→ **Exercise instructions**
Locate each line below that includes "Ciccarelli" and reproduce it.

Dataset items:
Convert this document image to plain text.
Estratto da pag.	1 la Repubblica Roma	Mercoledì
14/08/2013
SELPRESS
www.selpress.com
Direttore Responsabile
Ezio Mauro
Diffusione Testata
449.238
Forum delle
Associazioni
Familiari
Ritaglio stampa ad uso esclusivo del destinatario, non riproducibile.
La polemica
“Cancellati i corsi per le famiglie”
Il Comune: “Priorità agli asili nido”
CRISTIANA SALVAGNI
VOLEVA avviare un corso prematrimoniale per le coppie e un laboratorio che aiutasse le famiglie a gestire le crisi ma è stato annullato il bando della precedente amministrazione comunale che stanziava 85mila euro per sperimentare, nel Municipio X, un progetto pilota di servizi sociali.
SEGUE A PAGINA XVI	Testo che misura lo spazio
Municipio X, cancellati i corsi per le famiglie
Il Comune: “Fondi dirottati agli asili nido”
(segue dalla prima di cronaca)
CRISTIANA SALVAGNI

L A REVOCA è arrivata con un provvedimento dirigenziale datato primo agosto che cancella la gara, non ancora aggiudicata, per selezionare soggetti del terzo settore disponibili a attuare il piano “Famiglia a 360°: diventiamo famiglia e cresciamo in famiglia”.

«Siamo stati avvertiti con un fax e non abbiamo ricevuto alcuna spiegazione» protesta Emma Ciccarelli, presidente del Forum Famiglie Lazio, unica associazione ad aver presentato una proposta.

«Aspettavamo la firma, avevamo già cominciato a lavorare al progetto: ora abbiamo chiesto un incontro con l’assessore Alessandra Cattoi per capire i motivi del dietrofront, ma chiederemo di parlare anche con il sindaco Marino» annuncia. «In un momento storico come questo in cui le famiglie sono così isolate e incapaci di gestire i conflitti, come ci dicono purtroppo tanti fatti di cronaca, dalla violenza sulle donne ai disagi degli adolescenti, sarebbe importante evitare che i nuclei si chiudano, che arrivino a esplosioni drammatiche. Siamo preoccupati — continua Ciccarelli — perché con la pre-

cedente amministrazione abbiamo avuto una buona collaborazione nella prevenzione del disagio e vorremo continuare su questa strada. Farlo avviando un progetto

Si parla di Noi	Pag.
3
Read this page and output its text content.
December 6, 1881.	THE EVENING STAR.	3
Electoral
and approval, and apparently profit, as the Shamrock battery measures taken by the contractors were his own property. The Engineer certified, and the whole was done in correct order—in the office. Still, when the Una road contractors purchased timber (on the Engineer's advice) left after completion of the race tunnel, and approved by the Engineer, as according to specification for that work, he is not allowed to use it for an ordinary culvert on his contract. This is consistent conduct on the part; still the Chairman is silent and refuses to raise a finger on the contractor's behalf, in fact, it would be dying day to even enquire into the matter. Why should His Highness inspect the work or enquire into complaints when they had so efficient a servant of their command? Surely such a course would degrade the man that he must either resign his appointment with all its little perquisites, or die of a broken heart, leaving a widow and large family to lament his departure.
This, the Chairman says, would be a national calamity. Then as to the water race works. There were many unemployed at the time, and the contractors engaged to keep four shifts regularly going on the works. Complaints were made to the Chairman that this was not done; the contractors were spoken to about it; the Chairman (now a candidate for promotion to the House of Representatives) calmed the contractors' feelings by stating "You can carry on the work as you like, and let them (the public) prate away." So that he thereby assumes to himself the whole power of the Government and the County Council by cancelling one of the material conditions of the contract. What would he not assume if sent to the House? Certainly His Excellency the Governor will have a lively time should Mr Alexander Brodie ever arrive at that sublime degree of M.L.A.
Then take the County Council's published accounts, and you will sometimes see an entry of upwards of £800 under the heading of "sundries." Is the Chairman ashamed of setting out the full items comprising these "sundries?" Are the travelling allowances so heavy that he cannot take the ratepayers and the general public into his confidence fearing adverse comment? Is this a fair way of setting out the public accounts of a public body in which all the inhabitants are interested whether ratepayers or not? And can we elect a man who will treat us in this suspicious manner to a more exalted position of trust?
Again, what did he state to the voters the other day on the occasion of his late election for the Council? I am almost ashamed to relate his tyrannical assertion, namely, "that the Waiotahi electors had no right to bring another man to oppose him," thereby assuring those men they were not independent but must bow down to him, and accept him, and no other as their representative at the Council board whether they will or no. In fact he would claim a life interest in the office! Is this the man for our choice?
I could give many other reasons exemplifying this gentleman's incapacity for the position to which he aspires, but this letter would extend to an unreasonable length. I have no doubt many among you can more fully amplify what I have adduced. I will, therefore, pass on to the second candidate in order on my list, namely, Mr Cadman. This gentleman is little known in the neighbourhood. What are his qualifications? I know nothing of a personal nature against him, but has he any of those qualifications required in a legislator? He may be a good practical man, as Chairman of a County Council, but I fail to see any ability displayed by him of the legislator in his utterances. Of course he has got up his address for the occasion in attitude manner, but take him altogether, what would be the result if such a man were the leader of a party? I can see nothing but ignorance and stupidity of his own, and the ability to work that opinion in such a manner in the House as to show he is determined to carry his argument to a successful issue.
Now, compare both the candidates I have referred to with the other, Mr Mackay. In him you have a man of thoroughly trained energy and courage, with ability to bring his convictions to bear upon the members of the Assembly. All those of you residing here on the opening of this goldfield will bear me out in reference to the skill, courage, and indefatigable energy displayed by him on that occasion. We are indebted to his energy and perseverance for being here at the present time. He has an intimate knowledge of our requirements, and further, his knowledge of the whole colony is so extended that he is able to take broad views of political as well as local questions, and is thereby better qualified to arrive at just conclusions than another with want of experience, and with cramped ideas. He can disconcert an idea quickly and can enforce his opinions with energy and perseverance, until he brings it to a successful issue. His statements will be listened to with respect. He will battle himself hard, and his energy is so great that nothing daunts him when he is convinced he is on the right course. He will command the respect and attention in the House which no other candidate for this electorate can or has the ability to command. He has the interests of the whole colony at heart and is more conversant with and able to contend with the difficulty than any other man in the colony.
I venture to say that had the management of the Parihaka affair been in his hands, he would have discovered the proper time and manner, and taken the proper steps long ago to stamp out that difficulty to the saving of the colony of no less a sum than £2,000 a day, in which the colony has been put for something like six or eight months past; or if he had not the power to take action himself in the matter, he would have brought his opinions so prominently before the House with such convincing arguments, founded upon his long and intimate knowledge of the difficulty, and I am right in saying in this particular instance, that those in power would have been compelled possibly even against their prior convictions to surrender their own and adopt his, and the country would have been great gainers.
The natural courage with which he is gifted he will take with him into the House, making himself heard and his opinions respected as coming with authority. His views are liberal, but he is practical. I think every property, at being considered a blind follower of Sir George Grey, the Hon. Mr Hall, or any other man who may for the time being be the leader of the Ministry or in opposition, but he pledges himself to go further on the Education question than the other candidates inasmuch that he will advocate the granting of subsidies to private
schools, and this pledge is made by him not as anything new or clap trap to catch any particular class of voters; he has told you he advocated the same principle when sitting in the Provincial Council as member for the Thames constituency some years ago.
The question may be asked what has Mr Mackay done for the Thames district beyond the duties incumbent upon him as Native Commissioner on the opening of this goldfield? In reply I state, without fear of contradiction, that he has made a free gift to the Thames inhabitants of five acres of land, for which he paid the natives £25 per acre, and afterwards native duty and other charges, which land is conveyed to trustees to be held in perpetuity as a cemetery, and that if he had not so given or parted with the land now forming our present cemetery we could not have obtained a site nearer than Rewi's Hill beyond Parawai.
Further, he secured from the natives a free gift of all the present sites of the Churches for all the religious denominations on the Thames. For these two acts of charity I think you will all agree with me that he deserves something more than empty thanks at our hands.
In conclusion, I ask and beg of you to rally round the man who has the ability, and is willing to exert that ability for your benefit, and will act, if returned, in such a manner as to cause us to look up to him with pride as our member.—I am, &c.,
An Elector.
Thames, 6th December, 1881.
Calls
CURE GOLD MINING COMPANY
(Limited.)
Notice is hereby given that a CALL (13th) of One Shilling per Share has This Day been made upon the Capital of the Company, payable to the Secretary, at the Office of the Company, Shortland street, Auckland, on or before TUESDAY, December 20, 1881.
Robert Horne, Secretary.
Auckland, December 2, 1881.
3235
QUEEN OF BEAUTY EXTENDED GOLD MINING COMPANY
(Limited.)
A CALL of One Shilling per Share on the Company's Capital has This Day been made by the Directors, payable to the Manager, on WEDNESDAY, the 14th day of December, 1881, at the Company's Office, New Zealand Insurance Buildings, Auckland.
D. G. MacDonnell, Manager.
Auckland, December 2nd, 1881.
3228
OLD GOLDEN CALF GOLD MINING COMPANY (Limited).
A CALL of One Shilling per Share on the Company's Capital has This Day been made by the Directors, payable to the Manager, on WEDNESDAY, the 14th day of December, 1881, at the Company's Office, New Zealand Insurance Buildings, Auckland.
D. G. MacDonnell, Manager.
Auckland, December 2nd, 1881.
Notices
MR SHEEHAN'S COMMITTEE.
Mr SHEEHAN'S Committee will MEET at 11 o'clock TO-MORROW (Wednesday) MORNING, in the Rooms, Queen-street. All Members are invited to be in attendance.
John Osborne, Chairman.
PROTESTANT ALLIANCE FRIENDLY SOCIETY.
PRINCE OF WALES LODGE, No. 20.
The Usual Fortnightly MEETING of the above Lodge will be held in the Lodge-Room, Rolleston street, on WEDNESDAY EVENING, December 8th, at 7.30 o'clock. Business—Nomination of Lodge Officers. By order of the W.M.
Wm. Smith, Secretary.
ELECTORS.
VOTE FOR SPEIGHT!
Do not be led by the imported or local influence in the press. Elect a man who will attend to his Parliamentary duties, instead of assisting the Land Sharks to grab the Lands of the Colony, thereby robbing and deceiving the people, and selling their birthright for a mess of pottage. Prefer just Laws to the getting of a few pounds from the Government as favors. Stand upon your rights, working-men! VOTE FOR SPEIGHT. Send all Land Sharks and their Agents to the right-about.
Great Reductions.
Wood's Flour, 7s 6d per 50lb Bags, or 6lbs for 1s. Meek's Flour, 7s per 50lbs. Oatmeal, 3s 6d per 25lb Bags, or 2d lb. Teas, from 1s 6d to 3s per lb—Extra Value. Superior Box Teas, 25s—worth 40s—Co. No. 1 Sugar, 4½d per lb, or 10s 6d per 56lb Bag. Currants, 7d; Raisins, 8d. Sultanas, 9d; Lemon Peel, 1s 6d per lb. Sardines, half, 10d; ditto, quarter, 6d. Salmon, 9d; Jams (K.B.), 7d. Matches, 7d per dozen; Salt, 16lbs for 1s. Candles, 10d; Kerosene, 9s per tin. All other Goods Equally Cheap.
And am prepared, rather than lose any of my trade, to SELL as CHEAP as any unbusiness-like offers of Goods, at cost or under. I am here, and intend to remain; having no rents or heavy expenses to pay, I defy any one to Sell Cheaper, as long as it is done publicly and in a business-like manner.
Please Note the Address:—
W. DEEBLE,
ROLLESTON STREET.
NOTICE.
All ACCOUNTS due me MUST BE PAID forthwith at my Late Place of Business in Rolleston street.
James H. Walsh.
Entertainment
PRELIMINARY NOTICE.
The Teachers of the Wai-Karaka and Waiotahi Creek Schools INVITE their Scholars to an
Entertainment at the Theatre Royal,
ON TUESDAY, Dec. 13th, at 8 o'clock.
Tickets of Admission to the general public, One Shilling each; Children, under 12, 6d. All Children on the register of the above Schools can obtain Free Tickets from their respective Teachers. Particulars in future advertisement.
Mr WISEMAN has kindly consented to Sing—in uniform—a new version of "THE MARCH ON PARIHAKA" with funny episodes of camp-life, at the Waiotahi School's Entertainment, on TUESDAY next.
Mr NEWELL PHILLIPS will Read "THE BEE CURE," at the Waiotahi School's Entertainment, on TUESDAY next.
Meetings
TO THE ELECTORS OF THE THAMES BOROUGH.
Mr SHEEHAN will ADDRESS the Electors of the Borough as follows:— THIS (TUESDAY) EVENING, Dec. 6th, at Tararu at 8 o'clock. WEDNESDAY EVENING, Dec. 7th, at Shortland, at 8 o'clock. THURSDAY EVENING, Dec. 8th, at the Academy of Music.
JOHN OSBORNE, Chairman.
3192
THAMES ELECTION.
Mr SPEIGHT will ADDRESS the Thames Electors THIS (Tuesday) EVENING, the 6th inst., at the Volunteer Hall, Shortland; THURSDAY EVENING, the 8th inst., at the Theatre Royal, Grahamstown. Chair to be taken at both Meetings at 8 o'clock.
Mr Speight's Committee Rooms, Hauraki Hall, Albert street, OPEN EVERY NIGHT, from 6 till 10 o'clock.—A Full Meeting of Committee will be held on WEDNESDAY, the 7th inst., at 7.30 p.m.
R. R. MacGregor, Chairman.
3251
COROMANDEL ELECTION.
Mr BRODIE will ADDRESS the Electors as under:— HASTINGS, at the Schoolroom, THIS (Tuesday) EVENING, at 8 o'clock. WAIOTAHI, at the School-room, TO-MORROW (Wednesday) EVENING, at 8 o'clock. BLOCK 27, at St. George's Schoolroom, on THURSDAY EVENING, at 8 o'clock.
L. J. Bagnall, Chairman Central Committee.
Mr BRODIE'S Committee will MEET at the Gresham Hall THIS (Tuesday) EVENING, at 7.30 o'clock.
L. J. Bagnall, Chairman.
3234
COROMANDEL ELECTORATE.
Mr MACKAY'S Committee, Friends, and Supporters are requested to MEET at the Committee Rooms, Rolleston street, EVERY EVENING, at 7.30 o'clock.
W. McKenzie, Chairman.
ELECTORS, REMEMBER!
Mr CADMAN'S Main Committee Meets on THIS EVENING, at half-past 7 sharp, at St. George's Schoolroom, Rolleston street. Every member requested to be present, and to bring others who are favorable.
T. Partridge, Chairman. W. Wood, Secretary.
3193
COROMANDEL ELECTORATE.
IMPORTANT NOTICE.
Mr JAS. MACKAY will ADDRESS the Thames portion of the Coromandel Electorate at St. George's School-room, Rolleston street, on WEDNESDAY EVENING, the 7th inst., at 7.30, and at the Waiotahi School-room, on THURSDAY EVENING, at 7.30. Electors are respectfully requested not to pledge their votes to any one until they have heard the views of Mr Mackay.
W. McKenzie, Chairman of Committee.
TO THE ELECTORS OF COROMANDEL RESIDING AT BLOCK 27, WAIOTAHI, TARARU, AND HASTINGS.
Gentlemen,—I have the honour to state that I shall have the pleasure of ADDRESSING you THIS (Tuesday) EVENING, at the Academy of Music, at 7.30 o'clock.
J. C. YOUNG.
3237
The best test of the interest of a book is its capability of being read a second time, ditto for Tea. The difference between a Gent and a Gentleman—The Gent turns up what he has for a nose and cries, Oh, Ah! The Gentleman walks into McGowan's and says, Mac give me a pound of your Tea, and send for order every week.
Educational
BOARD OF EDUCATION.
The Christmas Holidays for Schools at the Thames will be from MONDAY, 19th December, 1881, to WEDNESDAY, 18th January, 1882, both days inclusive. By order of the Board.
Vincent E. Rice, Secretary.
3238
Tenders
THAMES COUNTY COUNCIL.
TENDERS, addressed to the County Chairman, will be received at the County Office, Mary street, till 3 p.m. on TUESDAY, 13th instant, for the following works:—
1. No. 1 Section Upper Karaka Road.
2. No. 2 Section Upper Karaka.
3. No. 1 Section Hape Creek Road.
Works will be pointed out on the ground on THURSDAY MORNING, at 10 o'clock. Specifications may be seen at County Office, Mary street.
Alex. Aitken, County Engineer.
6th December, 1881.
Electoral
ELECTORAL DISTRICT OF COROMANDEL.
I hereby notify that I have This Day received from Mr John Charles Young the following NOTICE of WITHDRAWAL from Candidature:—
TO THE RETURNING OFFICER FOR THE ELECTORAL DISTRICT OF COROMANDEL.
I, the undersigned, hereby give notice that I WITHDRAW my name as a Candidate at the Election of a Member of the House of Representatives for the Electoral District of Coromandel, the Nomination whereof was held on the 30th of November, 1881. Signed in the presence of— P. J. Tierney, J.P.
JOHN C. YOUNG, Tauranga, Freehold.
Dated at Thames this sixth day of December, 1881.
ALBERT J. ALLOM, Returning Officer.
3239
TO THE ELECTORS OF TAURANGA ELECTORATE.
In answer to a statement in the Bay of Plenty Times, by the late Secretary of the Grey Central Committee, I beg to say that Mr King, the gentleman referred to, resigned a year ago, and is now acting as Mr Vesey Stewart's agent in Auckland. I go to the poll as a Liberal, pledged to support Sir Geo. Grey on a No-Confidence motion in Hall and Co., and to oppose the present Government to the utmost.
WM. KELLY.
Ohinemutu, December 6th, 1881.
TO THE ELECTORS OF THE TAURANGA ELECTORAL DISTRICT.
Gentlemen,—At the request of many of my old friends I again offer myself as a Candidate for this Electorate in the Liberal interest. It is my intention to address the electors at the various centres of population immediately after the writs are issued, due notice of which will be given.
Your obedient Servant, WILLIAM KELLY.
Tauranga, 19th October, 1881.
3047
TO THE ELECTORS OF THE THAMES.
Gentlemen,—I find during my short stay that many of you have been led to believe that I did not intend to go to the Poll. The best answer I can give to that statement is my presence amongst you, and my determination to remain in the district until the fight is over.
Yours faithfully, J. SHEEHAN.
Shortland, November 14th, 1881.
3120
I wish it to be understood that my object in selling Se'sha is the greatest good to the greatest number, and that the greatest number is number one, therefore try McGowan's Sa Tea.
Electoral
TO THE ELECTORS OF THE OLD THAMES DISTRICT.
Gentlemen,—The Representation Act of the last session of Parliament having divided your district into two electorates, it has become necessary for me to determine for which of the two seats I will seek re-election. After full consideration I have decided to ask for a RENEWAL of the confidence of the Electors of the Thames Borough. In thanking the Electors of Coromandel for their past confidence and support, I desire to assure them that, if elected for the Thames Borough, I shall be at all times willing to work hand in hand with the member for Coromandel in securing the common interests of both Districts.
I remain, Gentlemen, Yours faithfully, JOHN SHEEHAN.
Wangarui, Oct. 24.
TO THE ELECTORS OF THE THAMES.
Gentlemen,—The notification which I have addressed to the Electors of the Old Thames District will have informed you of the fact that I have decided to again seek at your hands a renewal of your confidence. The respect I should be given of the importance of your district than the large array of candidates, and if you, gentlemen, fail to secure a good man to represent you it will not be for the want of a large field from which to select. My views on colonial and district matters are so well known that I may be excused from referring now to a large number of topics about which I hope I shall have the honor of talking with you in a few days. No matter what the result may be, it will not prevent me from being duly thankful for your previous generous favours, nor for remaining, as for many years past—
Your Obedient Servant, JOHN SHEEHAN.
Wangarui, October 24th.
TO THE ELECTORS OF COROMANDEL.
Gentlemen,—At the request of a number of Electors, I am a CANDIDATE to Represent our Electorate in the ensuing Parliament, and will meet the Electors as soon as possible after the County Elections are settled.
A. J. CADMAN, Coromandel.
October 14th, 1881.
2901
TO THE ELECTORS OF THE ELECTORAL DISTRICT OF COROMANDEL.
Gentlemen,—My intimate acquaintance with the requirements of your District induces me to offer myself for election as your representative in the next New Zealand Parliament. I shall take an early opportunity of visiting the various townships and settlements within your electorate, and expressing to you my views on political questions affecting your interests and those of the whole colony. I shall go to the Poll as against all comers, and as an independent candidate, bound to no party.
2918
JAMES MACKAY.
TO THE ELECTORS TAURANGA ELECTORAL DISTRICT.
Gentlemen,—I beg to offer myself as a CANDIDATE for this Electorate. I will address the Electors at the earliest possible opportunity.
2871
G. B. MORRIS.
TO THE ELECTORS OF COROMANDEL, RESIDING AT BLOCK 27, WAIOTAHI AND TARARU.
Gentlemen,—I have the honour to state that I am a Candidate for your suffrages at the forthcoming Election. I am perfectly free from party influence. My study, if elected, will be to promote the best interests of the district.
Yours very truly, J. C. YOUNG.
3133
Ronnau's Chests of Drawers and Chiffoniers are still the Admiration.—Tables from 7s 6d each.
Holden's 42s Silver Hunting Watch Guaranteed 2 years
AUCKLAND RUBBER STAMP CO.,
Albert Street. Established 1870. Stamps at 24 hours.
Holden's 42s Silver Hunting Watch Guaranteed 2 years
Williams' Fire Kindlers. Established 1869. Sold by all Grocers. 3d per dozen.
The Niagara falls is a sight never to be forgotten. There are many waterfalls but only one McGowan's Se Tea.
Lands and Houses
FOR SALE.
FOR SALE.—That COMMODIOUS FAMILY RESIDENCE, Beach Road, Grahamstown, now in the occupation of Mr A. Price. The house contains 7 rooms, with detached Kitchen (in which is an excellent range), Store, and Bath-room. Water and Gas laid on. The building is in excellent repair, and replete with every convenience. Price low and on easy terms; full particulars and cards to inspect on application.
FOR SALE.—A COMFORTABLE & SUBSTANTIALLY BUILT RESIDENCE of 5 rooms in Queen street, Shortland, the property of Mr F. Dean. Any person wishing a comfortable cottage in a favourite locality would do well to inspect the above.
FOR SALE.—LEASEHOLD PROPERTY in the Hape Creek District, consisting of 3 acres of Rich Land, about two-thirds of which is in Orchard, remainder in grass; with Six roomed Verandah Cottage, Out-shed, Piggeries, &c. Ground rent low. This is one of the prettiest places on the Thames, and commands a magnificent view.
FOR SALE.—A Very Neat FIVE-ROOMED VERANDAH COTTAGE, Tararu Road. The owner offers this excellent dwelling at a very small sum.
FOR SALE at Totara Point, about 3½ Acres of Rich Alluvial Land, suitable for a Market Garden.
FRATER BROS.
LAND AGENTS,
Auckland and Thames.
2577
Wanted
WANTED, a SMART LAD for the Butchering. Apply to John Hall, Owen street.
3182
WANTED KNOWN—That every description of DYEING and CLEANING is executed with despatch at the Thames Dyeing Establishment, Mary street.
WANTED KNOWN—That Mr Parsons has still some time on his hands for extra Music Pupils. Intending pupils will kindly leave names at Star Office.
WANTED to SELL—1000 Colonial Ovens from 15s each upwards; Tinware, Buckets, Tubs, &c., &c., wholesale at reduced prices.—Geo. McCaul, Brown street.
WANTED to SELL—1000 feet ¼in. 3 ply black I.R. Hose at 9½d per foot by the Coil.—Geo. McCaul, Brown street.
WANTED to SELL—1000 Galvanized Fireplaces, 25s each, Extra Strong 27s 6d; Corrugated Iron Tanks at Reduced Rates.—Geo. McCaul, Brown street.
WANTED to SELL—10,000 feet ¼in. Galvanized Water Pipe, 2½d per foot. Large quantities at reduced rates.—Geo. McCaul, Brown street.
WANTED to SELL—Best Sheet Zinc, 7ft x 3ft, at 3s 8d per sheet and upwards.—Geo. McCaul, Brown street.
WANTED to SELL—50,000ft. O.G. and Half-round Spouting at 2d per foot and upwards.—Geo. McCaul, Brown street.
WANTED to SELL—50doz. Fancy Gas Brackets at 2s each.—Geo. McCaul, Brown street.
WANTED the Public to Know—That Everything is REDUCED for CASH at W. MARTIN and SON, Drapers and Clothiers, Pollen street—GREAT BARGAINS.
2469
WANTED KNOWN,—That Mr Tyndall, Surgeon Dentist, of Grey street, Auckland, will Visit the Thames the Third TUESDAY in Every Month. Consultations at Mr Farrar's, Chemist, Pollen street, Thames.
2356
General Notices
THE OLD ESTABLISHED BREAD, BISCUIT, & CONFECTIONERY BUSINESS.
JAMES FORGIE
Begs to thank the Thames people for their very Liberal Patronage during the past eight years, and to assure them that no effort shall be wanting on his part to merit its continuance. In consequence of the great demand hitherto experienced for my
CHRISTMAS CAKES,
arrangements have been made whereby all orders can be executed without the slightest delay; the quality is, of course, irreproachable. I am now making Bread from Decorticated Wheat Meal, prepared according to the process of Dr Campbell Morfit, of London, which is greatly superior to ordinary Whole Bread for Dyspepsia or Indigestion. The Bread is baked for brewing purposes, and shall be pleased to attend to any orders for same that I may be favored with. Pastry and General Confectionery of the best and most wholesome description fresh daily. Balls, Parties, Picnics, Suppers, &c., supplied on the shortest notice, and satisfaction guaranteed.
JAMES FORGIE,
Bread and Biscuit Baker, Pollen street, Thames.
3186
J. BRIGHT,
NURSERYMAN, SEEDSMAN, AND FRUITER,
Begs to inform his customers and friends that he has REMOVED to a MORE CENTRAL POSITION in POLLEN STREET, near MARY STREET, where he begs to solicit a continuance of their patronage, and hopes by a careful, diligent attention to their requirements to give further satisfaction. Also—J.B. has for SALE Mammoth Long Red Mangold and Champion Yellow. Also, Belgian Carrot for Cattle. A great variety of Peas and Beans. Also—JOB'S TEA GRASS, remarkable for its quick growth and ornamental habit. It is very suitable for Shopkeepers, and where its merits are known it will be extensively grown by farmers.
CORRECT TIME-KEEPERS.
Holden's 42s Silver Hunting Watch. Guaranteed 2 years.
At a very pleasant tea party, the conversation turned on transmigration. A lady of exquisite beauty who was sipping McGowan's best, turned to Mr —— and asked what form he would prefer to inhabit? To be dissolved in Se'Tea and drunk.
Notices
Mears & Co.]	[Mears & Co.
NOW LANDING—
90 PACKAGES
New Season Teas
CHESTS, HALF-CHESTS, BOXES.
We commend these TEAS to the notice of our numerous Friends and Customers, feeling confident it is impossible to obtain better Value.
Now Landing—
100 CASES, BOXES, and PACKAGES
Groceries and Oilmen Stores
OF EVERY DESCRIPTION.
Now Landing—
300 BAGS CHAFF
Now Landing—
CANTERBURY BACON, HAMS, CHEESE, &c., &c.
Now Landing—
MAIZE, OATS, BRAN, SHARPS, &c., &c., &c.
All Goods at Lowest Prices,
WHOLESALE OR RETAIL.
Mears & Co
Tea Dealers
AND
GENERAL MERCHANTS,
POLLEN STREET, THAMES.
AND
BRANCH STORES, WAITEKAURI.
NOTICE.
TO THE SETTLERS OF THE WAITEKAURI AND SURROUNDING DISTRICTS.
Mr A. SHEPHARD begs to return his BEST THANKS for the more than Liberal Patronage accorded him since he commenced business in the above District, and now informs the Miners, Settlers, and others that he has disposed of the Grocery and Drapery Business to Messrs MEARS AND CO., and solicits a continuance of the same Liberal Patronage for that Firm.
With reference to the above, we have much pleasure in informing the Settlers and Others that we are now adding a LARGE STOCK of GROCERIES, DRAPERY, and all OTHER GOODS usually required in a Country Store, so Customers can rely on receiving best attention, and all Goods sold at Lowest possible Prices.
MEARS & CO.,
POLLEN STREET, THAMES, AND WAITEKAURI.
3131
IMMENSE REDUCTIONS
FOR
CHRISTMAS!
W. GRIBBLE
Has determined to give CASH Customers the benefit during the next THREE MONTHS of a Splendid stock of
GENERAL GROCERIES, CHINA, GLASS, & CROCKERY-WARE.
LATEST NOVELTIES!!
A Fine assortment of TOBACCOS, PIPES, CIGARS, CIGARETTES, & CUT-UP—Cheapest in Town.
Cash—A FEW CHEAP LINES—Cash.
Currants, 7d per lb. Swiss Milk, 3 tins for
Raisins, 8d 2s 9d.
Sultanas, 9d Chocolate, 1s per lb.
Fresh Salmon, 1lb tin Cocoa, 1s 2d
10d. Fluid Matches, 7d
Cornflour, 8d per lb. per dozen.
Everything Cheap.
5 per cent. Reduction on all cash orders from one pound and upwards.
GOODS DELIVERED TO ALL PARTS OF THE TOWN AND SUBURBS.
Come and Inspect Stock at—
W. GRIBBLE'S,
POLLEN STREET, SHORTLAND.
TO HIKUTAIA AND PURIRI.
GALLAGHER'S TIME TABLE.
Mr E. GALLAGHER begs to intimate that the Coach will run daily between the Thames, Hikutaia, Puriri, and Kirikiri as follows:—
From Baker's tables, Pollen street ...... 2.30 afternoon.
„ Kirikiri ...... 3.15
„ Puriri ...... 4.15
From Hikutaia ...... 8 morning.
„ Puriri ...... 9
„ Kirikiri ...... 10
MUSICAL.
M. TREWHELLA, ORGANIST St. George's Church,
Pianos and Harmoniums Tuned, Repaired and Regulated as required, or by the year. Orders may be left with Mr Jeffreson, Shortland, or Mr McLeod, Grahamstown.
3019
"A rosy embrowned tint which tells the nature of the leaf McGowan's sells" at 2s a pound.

→ **Full response**
«Siamo stati avvertiti con un fax e non abbiamo ricevuto alcuna spiegazione» protesta Emma Ciccarelli, presidente del Forum Famiglie Lazio, unica associazione ad aver presentato una proposta.
«Aspettavamo la firma, avevamo già cominciato a lavorare al progetto: ora abbiamo chiesto un incontro con l’assessore Alessandra Cattoi per capire i motivi del dietrofront, ma chiederemo di parlare anche con il sindaco Marino» annuncia. «In un momento storico come questo in cui le famiglie sono così isolate e incapaci di gestire i conflitti, come ci dicono purtroppo tanti fatti di cronaca, dalla violenza sulle donne ai disagi degli adolescenti, sarebbe importante evitare che i nuclei si chiudano, che arrivino a esplosioni drammatiche. Siamo preoccupati — continua Ciccarelli — perché con la pre-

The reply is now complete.